» EXCERPTED PASSAGE
++++++++++++++++++++
NANO 600 – tool solutions

A special category of vacuum heat treatment is high-speed steels, whether conventionally produced or from powder metallurgy (PM). Although these processes are seemingly simple, their complexity lies in the fact that we try to do them in classic vacuum furnaces, i.e. furnaces with a minimum size of 600×900 mm, 800 kg charge. This is not a good way. Since these steels cannot be optimally combined in one charge, mainly due to the mismatch in austenitization temperature, the charges are usually small and uneconomical. To tell the truth, at Bodycote we have essentially given up this business, and if possible, we have had it hardened by high-speed steel specialists.

Another finding was that if the quenching plant does not pay attention to this problem in detail, the quenching and tempering curves from the steel suppliers do not work as they expect, and usually the problem arises that the required hardness or toughness is not achieved. See, for example, the publication of Klára Tesárková [1].

The table below shows the heat treatment prescription for powder steel CPM® REX 121. To achieve the required hardness, a combination of quenching temperature and tempering temperature is necessary. This is quite a serious problem when the third parameter affecting the result is time. Almost insoluble in the conditions of a commercial vacuum quenching plant and combined charges.

That is why salt baths are still considered the ideal solution for HSS. Short heating times, perfect homogeneity of the salt bath, the possibility of stepwise heating, isothermal or bainitic hardening, high cooling rate with the exclusion of the eutectic carbide precipitation area, minimal change in austenitic grain, etc.

Fig. 1 – Specification for  PM CPM® REX 121

Typical representatives of the HSS steel series are [2]:

• M2: Tough, good wear resistance, and good red hardness. Other names are: HS 6-5-2, 1.3343, S600 Steel, E M2, REX M2®, SKH 51, P6M5, and 6-6.
++++++++++++++++++++
» SOURCE DATA
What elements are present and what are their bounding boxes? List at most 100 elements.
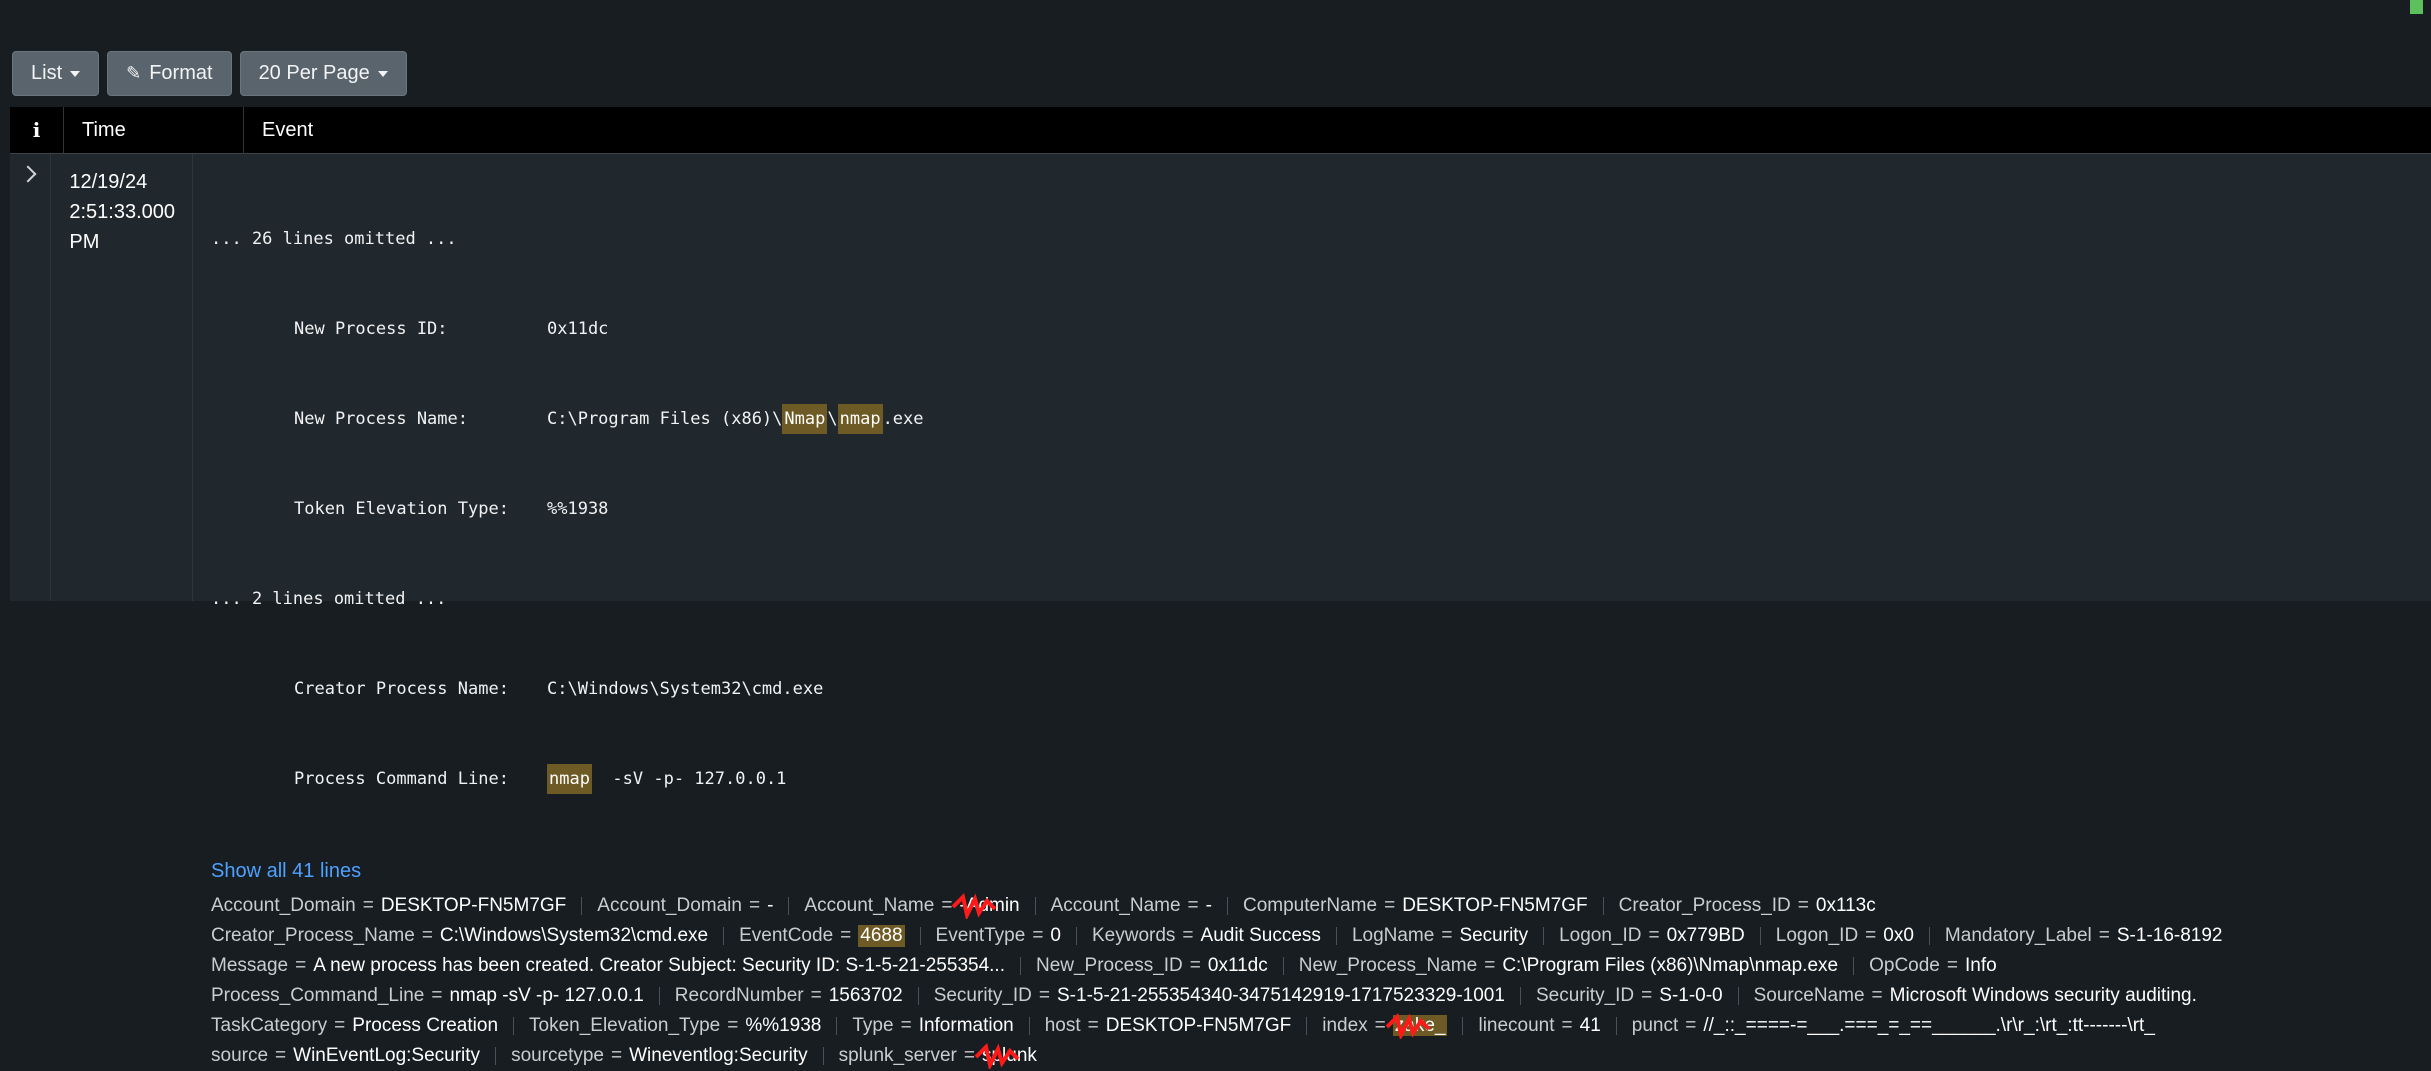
++++++++++++++++++++
» SET TASKS
A. Reproduce the high-speed steel heat treatment text word for word, from "That is why" up to and including "P6M5, and 6-6.".
B. Write what comes next in the high-speed steel heat treatment text, starting right after its final sentence.

» ANSWERS FOR THIS EXERCISE
A.
That is why salt baths are still considered the ideal solution for HSS. Short heating times, perfect homogeneity of the salt bath, the possibility of stepwise heating, isothermal or bainitic hardening, high cooling rate with the exclusion of the eutectic carbide precipitation area, minimal change in austenitic grain, etc.

Fig. 1 – Specification for  PM CPM® REX 121

Typical representatives of the HSS steel series are [2]:

• M2: Tough, good wear resistance, and good red hardness. Other names are: HS 6-5-2, 1.3343, S600 Steel, E M2, REX M2®, SKH 51, P6M5, and 6-6.

B.
• M3:Good wear resistance and commonly used in form tools. Also known as: REX M3-1®, PM M3, and Corsair.
• M4: Excellent abrasion resistance. Other names are: HS 6-5-4, E M4, SKH 54, and Stark.
• M7: Widely used for drills. Known as 1.3348, HS 2-9-2, E M7, REX M7®, SKH 57, and Tatmo-VN.
• M42: Allows higher cutting speeds. Also known as: 1.3247, HS 2-10-1-8, S500, E M42, REX M42®, and Dynamax.
• PM M4: Excellent impact toughness and bend strength. Other names are: CPM REX M4 steel®, ASP 2004, and S690.
• PM T15: Provides long life. Known as: 1.3202, ASP 2015, CPM T15®, SKH 10, HS 12-0-5-5, and S399.
• PM A11: Good wear resistance: Other names are: CPM® 10V® and AISI A11.
• PM M48:Offers higher cutting speeds. Known as: 1.3207, CPM REX 76®, ASP 2048, HS 10-5-3-9, and SKH 57

Some of them require precise control of temperatures and times to achieve the desired results. In particular, M42 (1.3247, HS 2-10-1-8, S500, E M42, REX M42®) and T15 (1.3202, ASP 2015, CPM T15®, SKH 10, HS 12-0-5-5, and S399) have very narrow heat treatment windows due to the higher cobalt content.

An important condition for a good result is also the control of the amount and structure of carbides, the formation of which during the heat treatment process significantly affects the resulting properties of the tool.

Fig. 2 and 3 – CCT diagram for steel 1.3343 with emphasis on the carbide precipitation area and hardness in HV of various types of carbides present in powder in HSS

The quenching of HSS and PM HSS steels is therefore specific in that during the actual austenitization we only need to have short temperature holding times, so as to heat the tool in its full cross-section, but so that at such high temperatures we do not coarsen the grain. For cutting applications it should be 9 and finer.

If we harden in salt, these times are in seconds (Fig. No. 10). With vacuum furnaces it is worse, because firstly we have temperature uniformity dependent on the furnace class, in Class 2 it is +/- 5 °C, and secondly due to the heterogeneity of heating in a large space it is difficult to maintain the same parameters throughout the batch. The same applies to the dissolution of carbides.

However, with the need for coating technologies (PVD, CVD), the demands on surface cleanliness are increasing, and that is why there is an effort to transfer these processes to vacuum. A typical surface for salt hardening is shown in Figure 4. Even if we try to sandblast the surface, we will never achieve a condition suitable for PVD coatings. I have extensive experience with this when we compared the service life of formed drills (Zbrojovka Vsetín) and fully ground drills from a full profile (ZPS Zlín) in the past. Such a surface after salt hardening can only be repaired by 100% grinding off the affected layer.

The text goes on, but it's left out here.